[start]

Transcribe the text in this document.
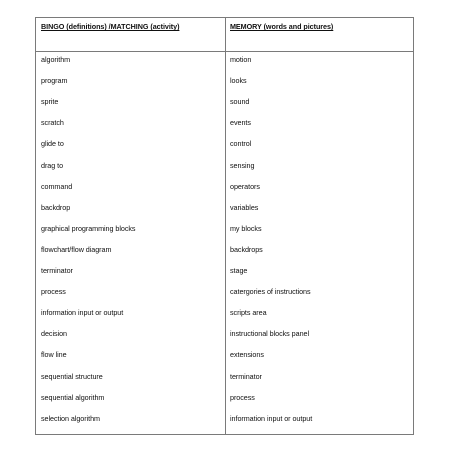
BINGO (definitions) /MATCHING (activity)	MEMORY (words and pictures)
algorithm
program
sprite
scratch
glide to
drag to
command
backdrop
graphical programming blocks
flowchart/flow diagram
terminator
process
information input or output
decision
flow line
sequential structure
sequential algorithm
selection algorithm
motion
looks
sound
events
control
sensing
operators
variables
my blocks
backdrops
stage
catergories of instructions
scripts area
instructional blocks panel
extensions
terminator
process
information input or output
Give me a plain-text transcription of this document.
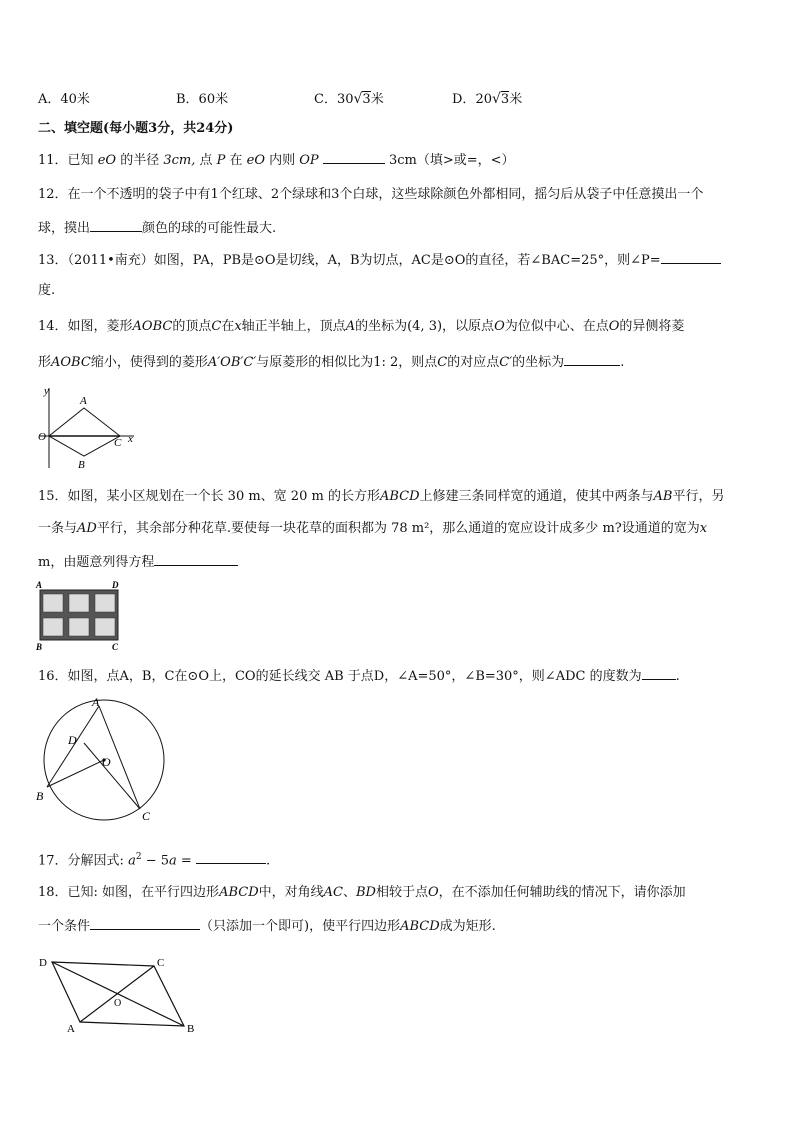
A．40米	B．60米	C．30√3米	D．20√3米
二、填空题(每小题3分，共24分)
11．已知 eO 的半径 3cm, 点 P 在 eO 内则 OP	3cm（填>或=，<）
12．在一个不透明的袋子中有1个红球、2个绿球和3个白球，这些球除颜色外都相同，摇匀后从袋子中任意摸出一个
球，摸出	颜色的球的可能性最大.
13．（2011•南充）如图，PA，PB是⊙O是切线，A，B为切点，AC是⊙O的直径，若∠BAC=25°，则∠P=
度.
14．如图，菱形AOBC的顶点C在x轴正半轴上，顶点A的坐标为(4, 3)，以原点O为位似中心、在点O的异侧将菱
形AOBC缩小，使得到的菱形A′OB′C′与原菱形的相似比为1: 2，则点C的对应点C′的坐标为	.
y
A
O	C x
B
15．如图，某小区规划在一个长 30 m、宽 20 m 的长方形ABCD上修建三条同样宽的通道，使其中两条与AB平行，另
一条与AD平行，其余部分种花草.要使每一块花草的面积都为 78 m²，那么通道的宽应设计成多少 m?设通道的宽为x
m，由题意列得方程
A	D
B	C
16．如图，点A，B，C在⊙O上，CO的延长线交 AB 于点D，∠A=50°，∠B=30°，则∠ADC 的度数为	.
A
D
O
B
C
17．分解因式: $a^2 - 5a$ =	.
18．已知: 如图，在平行四边形ABCD中，对角线AC、BD相较于点O，在不添加任何辅助线的情况下，请你添加
一个条件	（只添加一个即可)，使平行四边形ABCD成为矩形.
D	C
O
A	B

[end]

▸ **Directions for this task**
Extract all lines that hold the word "sequential".

▸ **Answer below**
sequential structure
sequential algorithm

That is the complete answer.